◆ MATERIAL SUPPLIED
-- Opening Marker --

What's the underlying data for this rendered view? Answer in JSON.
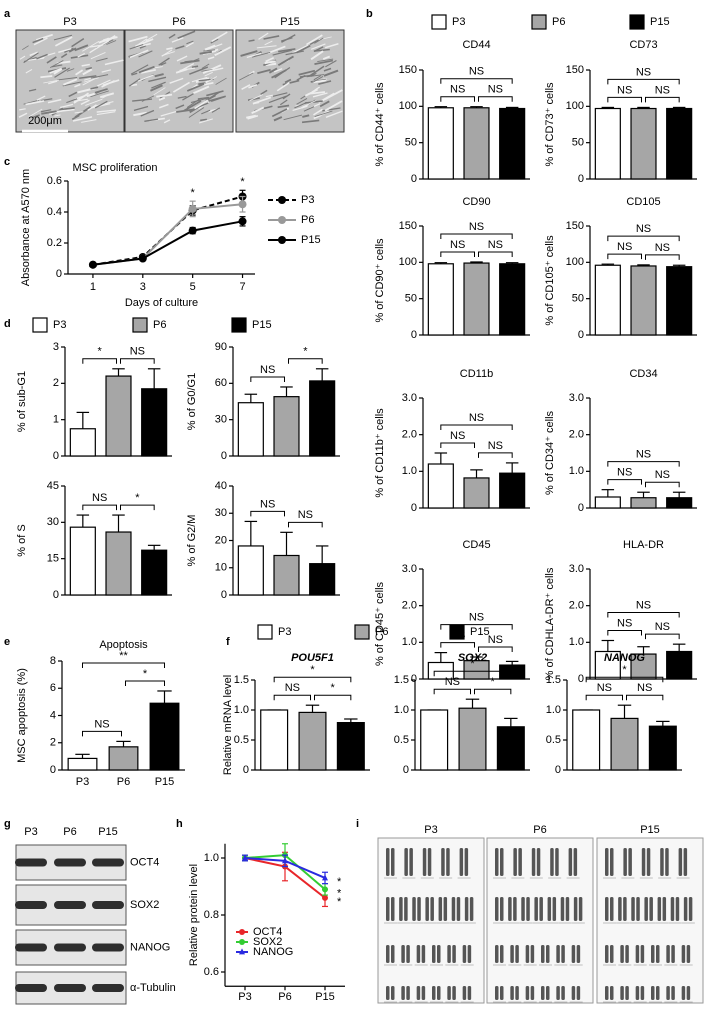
{
  "figure": {
    "panel_labels": [
      "a",
      "b",
      "c",
      "d",
      "e",
      "f",
      "g",
      "h",
      "i"
    ],
    "legend": {
      "labels": [
        "P3",
        "P6",
        "P15"
      ],
      "colors": [
        "#ffffff",
        "#a6a6a6",
        "#000000"
      ]
    }
  },
  "images": {
    "micrographs": {
      "labels": [
        "P3",
        "P6",
        "P15"
      ],
      "scale_bar": "200μm"
    },
    "western_blot": {
      "lanes": [
        "P3",
        "P6",
        "P15"
      ],
      "proteins": [
        "OCT4",
        "SOX2",
        "NANOG",
        "α-Tubulin"
      ]
    },
    "karyotypes": {
      "labels": [
        "P3",
        "P6",
        "P15"
      ]
    }
  },
  "chart_data": [
    {
      "type": "bar",
      "title": "CD44",
      "y_label": "% of CD44⁺ cells",
      "values": [
        98,
        98,
        97
      ],
      "errors": [
        1.5,
        1.5,
        1.5
      ],
      "ylim": [
        0,
        150
      ],
      "yticks": [
        0,
        50,
        100,
        150
      ],
      "comparisons": {
        "first": "NS",
        "second": "NS",
        "overall": "NS"
      }
    },
    {
      "type": "bar",
      "title": "CD73",
      "y_label": "% of CD73⁺ cells",
      "values": [
        97,
        97,
        97
      ],
      "errors": [
        1.5,
        1.5,
        1.5
      ],
      "ylim": [
        0,
        150
      ],
      "yticks": [
        0,
        50,
        100,
        150
      ],
      "comparisons": {
        "first": "NS",
        "second": "NS",
        "overall": "NS"
      }
    },
    {
      "type": "bar",
      "title": "CD90",
      "y_label": "% of CD90⁺ cells",
      "values": [
        98,
        99,
        98
      ],
      "errors": [
        1.5,
        1.5,
        1.5
      ],
      "ylim": [
        0,
        150
      ],
      "yticks": [
        0,
        50,
        100,
        150
      ],
      "comparisons": {
        "first": "NS",
        "second": "NS",
        "overall": "NS"
      }
    },
    {
      "type": "bar",
      "title": "CD105",
      "y_label": "% of CD105⁺ cells",
      "values": [
        96,
        95,
        94
      ],
      "errors": [
        1.5,
        1.5,
        2
      ],
      "ylim": [
        0,
        150
      ],
      "yticks": [
        0,
        50,
        100,
        150
      ],
      "comparisons": {
        "first": "NS",
        "second": "NS",
        "overall": "NS"
      }
    },
    {
      "type": "bar",
      "title": "CD11b",
      "y_label": "% of CD11b⁺ cells",
      "values": [
        1.2,
        0.82,
        0.95
      ],
      "errors": [
        0.3,
        0.22,
        0.28
      ],
      "ylim": [
        0,
        3
      ],
      "yticks": [
        0,
        {
          "value": 1,
          "label": "1.0"
        },
        {
          "value": 2,
          "label": "2.0"
        },
        {
          "value": 3,
          "label": "3.0"
        }
      ],
      "comparisons": {
        "first": "NS",
        "second": "NS",
        "overall": "NS"
      }
    },
    {
      "type": "bar",
      "title": "CD34",
      "y_label": "% of CD34⁺ cells",
      "values": [
        0.3,
        0.28,
        0.28
      ],
      "errors": [
        0.2,
        0.15,
        0.15
      ],
      "ylim": [
        0,
        3
      ],
      "yticks": [
        0,
        {
          "value": 1,
          "label": "1.0"
        },
        {
          "value": 2,
          "label": "2.0"
        },
        {
          "value": 3,
          "label": "3.0"
        }
      ],
      "comparisons": {
        "first": "NS",
        "second": "NS",
        "overall": "NS"
      }
    },
    {
      "type": "bar",
      "title": "CD45",
      "y_label": "% of CD45⁺ cells",
      "values": [
        0.45,
        0.5,
        0.38
      ],
      "errors": [
        0.27,
        0.1,
        0.1
      ],
      "ylim": [
        0,
        3
      ],
      "yticks": [
        0,
        {
          "value": 1,
          "label": "1.0"
        },
        {
          "value": 2,
          "label": "2.0"
        },
        {
          "value": 3,
          "label": "3.0"
        }
      ],
      "comparisons": {
        "first": "NS",
        "second": "NS",
        "overall": "NS"
      }
    },
    {
      "type": "bar",
      "title": "HLA-DR",
      "y_label": "% of CDHLA-DR⁺ cells",
      "values": [
        0.75,
        0.68,
        0.75
      ],
      "errors": [
        0.3,
        0.2,
        0.2
      ],
      "ylim": [
        0,
        3
      ],
      "yticks": [
        0,
        {
          "value": 1,
          "label": "1.0"
        },
        {
          "value": 2,
          "label": "2.0"
        },
        {
          "value": 3,
          "label": "3.0"
        }
      ],
      "comparisons": {
        "first": "NS",
        "second": "NS",
        "overall": "NS"
      }
    },
    {
      "type": "line",
      "title": "MSC proliferation",
      "x_label": "Days of culture",
      "y_label": "Absorbance at A570 nm",
      "x": [
        1,
        3,
        5,
        7
      ],
      "xlim": [
        0,
        7.5
      ],
      "xticks": [
        1,
        3,
        5,
        7
      ],
      "ylim": [
        0,
        0.6
      ],
      "yticks": [
        0,
        0.2,
        0.4,
        0.6
      ],
      "series": [
        {
          "name": "P3",
          "color": "#000000",
          "line_style": "dashed",
          "marker": "circle",
          "values": [
            0.06,
            0.11,
            0.41,
            0.5
          ],
          "errors": [
            0.005,
            0.01,
            0.03,
            0.04
          ]
        },
        {
          "name": "P6",
          "color": "#999999",
          "line_style": "solid",
          "marker": "circle",
          "values": [
            0.06,
            0.1,
            0.42,
            0.45
          ],
          "errors": [
            0.005,
            0.01,
            0.05,
            0.05
          ]
        },
        {
          "name": "P15",
          "color": "#000000",
          "line_style": "solid",
          "marker": "circle",
          "values": [
            0.06,
            0.1,
            0.28,
            0.34
          ],
          "errors": [
            0.005,
            0.01,
            0.02,
            0.03
          ]
        }
      ],
      "annotations": [
        {
          "x": 5,
          "text": "*"
        },
        {
          "x": 7,
          "text": "*"
        }
      ]
    },
    {
      "type": "bar",
      "y_label": "% of sub-G1",
      "values": [
        0.75,
        2.2,
        1.85
      ],
      "errors": [
        0.45,
        0.2,
        0.55
      ],
      "ylim": [
        0,
        3
      ],
      "yticks": [
        0,
        1,
        2,
        3
      ],
      "comparisons": {
        "first": "*",
        "second": "NS"
      }
    },
    {
      "type": "bar",
      "y_label": "% of G0/G1",
      "values": [
        44,
        49,
        62
      ],
      "errors": [
        7,
        8,
        10
      ],
      "ylim": [
        0,
        90
      ],
      "yticks": [
        0,
        30,
        60,
        90
      ],
      "comparisons": {
        "first": "NS",
        "second": "*"
      }
    },
    {
      "type": "bar",
      "y_label": "% of S",
      "values": [
        28,
        26,
        18.5
      ],
      "errors": [
        5,
        7,
        2
      ],
      "ylim": [
        0,
        45
      ],
      "yticks": [
        0,
        15,
        30,
        45
      ],
      "comparisons": {
        "first": "NS",
        "second": "*"
      }
    },
    {
      "type": "bar",
      "y_label": "% of G2/M",
      "values": [
        18,
        14.5,
        11.5
      ],
      "errors": [
        9,
        8.5,
        6.5
      ],
      "ylim": [
        0,
        40
      ],
      "yticks": [
        0,
        10,
        20,
        30,
        40
      ],
      "comparisons": {
        "first": "NS",
        "second": "NS"
      }
    },
    {
      "type": "bar",
      "title": "Apoptosis",
      "y_label": "MSC apoptosis (%)",
      "categories": [
        "P3",
        "P6",
        "P15"
      ],
      "values": [
        0.85,
        1.7,
        4.9
      ],
      "errors": [
        0.3,
        0.4,
        0.9
      ],
      "ylim": [
        0,
        8
      ],
      "yticks": [
        0,
        2,
        4,
        6,
        8
      ],
      "comparisons": {
        "first": "NS",
        "second": "*",
        "overall": "**"
      }
    },
    {
      "type": "bar",
      "title": "POU5F1",
      "y_label": "Relative mRNA level",
      "values": [
        1,
        0.96,
        0.79
      ],
      "errors": [
        0,
        0.12,
        0.06
      ],
      "ylim": [
        0,
        1.5
      ],
      "yticks": [
        0,
        0.5,
        {
          "value": 1,
          "label": "1.0"
        },
        1.5
      ],
      "comparisons": {
        "first": "NS",
        "second": "*",
        "overall": "*"
      }
    },
    {
      "type": "bar",
      "title": "SOX2",
      "values": [
        1,
        1.03,
        0.72
      ],
      "errors": [
        0,
        0.15,
        0.14
      ],
      "ylim": [
        0,
        1.5
      ],
      "yticks": [
        0,
        0.5,
        {
          "value": 1,
          "label": "1.0"
        },
        1.5
      ],
      "comparisons": {
        "first": "NS",
        "second": "*",
        "overall": "*"
      }
    },
    {
      "type": "bar",
      "title": "NANOG",
      "values": [
        1,
        0.86,
        0.73
      ],
      "errors": [
        0,
        0.22,
        0.08
      ],
      "ylim": [
        0,
        1.5
      ],
      "yticks": [
        0,
        0.5,
        {
          "value": 1,
          "label": "1.0"
        },
        1.5
      ],
      "comparisons": {
        "first": "NS",
        "second": "NS",
        "overall": "*"
      }
    },
    {
      "type": "line",
      "y_label": "Relative protein level",
      "categories": [
        "P3",
        "P6",
        "P15"
      ],
      "ylim": [
        0.55,
        1.05
      ],
      "yticks": [
        0.6,
        0.8,
        {
          "value": 1,
          "label": "1.0"
        }
      ],
      "series": [
        {
          "name": "OCT4",
          "color": "#e8262a",
          "line_style": "solid",
          "marker": "circle",
          "values": [
            1,
            0.97,
            0.86
          ],
          "errors": [
            0.01,
            0.05,
            0.03
          ],
          "annotation": "*"
        },
        {
          "name": "SOX2",
          "color": "#33cc33",
          "line_style": "solid",
          "marker": "circle",
          "values": [
            1,
            1.01,
            0.89
          ],
          "errors": [
            0.01,
            0.04,
            0.02
          ],
          "annotation": "*"
        },
        {
          "name": "NANOG",
          "color": "#2a2ae0",
          "line_style": "solid",
          "marker": "triangle",
          "values": [
            1,
            0.99,
            0.93
          ],
          "errors": [
            0.01,
            0.02,
            0.02
          ],
          "annotation": "*"
        }
      ]
    }
  ]
}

-- Closing Marker --

◆ YOUR OBJECTIVE
List all lines above in which the string "level" appears.

◆ SOLUTION FOR THIS TASK
      "y_label": "Relative mRNA level",
      "y_label": "Relative protein level",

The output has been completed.